Stated problem: Reproduce the following material exactly, including every line.

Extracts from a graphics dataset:
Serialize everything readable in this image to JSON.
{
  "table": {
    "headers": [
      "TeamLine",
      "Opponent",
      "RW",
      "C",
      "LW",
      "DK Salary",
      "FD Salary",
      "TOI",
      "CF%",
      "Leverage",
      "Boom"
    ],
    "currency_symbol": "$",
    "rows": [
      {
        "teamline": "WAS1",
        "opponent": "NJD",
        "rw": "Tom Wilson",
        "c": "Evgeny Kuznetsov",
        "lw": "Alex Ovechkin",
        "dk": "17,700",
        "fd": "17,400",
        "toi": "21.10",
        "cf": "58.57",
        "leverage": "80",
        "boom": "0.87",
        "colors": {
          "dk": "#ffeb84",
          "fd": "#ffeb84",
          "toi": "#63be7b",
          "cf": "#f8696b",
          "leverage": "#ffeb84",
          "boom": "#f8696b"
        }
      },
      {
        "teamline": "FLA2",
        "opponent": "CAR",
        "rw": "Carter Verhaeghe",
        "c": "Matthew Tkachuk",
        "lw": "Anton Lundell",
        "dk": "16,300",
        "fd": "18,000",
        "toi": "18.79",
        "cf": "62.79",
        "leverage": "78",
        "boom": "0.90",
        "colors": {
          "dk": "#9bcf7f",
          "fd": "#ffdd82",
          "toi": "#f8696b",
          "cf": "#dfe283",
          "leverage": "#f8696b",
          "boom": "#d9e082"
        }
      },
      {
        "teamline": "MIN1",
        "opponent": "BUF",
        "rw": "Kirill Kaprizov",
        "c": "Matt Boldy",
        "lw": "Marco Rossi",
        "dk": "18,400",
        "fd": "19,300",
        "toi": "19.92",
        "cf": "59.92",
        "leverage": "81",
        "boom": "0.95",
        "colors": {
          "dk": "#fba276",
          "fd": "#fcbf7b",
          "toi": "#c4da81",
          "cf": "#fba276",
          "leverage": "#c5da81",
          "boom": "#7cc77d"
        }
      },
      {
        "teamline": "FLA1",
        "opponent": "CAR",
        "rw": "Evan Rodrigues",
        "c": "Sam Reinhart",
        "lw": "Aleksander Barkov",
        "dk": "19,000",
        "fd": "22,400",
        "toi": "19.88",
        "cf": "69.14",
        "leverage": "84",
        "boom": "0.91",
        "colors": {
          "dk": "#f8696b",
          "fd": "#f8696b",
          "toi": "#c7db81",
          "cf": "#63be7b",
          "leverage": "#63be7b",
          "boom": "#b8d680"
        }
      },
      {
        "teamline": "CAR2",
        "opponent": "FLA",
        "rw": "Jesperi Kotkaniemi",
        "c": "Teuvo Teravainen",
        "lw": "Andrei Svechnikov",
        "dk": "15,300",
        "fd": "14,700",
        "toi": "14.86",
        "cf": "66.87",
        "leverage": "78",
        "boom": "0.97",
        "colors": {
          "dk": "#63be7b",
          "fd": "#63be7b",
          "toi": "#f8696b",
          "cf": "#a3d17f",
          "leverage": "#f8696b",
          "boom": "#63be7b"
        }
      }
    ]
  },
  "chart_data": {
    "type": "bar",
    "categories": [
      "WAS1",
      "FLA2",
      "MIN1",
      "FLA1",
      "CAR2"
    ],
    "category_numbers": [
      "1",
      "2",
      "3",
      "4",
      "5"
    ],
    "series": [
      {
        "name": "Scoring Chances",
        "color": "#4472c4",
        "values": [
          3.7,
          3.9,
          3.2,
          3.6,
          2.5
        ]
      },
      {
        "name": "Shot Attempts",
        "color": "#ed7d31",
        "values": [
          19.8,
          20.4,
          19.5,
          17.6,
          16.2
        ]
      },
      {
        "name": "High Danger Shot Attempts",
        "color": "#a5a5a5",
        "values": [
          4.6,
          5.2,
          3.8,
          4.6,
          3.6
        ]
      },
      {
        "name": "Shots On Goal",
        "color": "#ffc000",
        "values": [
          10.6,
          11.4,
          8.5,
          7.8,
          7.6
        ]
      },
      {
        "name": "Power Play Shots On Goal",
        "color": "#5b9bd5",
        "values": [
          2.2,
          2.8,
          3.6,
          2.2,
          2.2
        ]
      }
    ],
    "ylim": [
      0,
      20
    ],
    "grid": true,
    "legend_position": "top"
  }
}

Solved problem:
Serialize everything readable in this image to JSON.
{
  "table": {
    "headers": [
      "TeamLine",
      "Opponent",
      "RW",
      "C",
      "LW",
      "DK Salary",
      "FD Salary",
      "TOI",
      "CF%",
      "Leverage",
      "Boom"
    ],
    "currency_symbol": "$",
    "rows": [
      {
        "teamline": "WAS1",
        "opponent": "NJD",
        "rw": "Tom Wilson",
        "c": "Evgeny Kuznetsov",
        "lw": "Alex Ovechkin",
        "dk": "17,700",
        "fd": "17,400",
        "toi": "21.10",
        "cf": "58.57",
        "leverage": "80",
        "boom": "0.87",
        "colors": {
          "dk": "#ffeb84",
          "fd": "#ffeb84",
          "toi": "#63be7b",
          "cf": "#f8696b",
          "leverage": "#ffeb84",
          "boom": "#f8696b"
        }
      },
      {
        "teamline": "FLA2",
        "opponent": "CAR",
        "rw": "Carter Verhaeghe",
        "c": "Matthew Tkachuk",
        "lw": "Anton Lundell",
        "dk": "16,300",
        "fd": "18,000",
        "toi": "18.79",
        "cf": "62.79",
        "leverage": "78",
        "boom": "0.90",
        "colors": {
          "dk": "#9bcf7f",
          "fd": "#ffdd82",
          "toi": "#f8696b",
          "cf": "#dfe283",
          "leverage": "#f8696b",
          "boom": "#d9e082"
        }
      },
      {
        "teamline": "MIN1",
        "opponent": "BUF",
        "rw": "Kirill Kaprizov",
        "c": "Matt Boldy",
        "lw": "Marco Rossi",
        "dk": "18,400",
        "fd": "19,300",
        "toi": "19.92",
        "cf": "59.92",
        "leverage": "81",
        "boom": "0.95",
        "colors": {
          "dk": "#fba276",
          "fd": "#fcbf7b",
          "toi": "#c4da81",
          "cf": "#fba276",
          "leverage": "#c5da81",
          "boom": "#7cc77d"
        }
      },
      {
        "teamline": "FLA1",
        "opponent": "CAR",
        "rw": "Evan Rodrigues",
        "c": "Sam Reinhart",
        "lw": "Aleksander Barkov",
        "dk": "19,000",
        "fd": "22,400",
        "toi": "19.88",
        "cf": "69.14",
        "leverage": "84",
        "boom": "0.91",
        "colors": {
          "dk": "#f8696b",
          "fd": "#f8696b",
          "toi": "#c7db81",
          "cf": "#63be7b",
          "leverage": "#63be7b",
          "boom": "#b8d680"
        }
      },
      {
        "teamline": "CAR2",
        "opponent": "FLA",
        "rw": "Jesperi Kotkaniemi",
        "c": "Teuvo Teravainen",
        "lw": "Andrei Svechnikov",
        "dk": "15,300",
        "fd": "14,700",
        "toi": "14.86",
        "cf": "66.87",
        "leverage": "78",
        "boom": "0.97",
        "colors": {
          "dk": "#63be7b",
          "fd": "#63be7b",
          "toi": "#f8696b",
          "cf": "#a3d17f",
          "leverage": "#f8696b",
          "boom": "#63be7b"
        }
      }
    ]
  },
  "chart_data": {
    "type": "bar",
    "categories": [
      "WAS1",
      "FLA2",
      "MIN1",
      "FLA1",
      "CAR2"
    ],
    "category_numbers": [
      "1",
      "2",
      "3",
      "4",
      "5"
    ],
    "series": [
      {
        "name": "Scoring Chances",
        "color": "#4472c4",
        "values": [
          3.7,
          3.9,
          3.2,
          3.6,
          2.5
        ]
      },
      {
        "name": "Shot Attempts",
        "color": "#ed7d31",
        "values": [
          19.8,
          20.4,
          19.5,
          17.6,
          16.2
        ]
      },
      {
        "name": "High Danger Shot Attempts",
        "color": "#a5a5a5",
        "values": [
          4.6,
          5.2,
          3.8,
          4.6,
          3.6
        ]
      },
      {
        "name": "Shots On Goal",
        "color": "#ffc000",
        "values": [
          10.6,
          11.4,
          8.5,
          7.8,
          7.6
        ]
      },
      {
        "name": "Power Play Shots On Goal",
        "color": "#5b9bd5",
        "values": [
          2.2,
          2.8,
          3.6,
          2.2,
          2.2
        ]
      }
    ],
    "ylim": [
      0,
      20
    ],
    "grid": true,
    "legend_position": "top"
  }
}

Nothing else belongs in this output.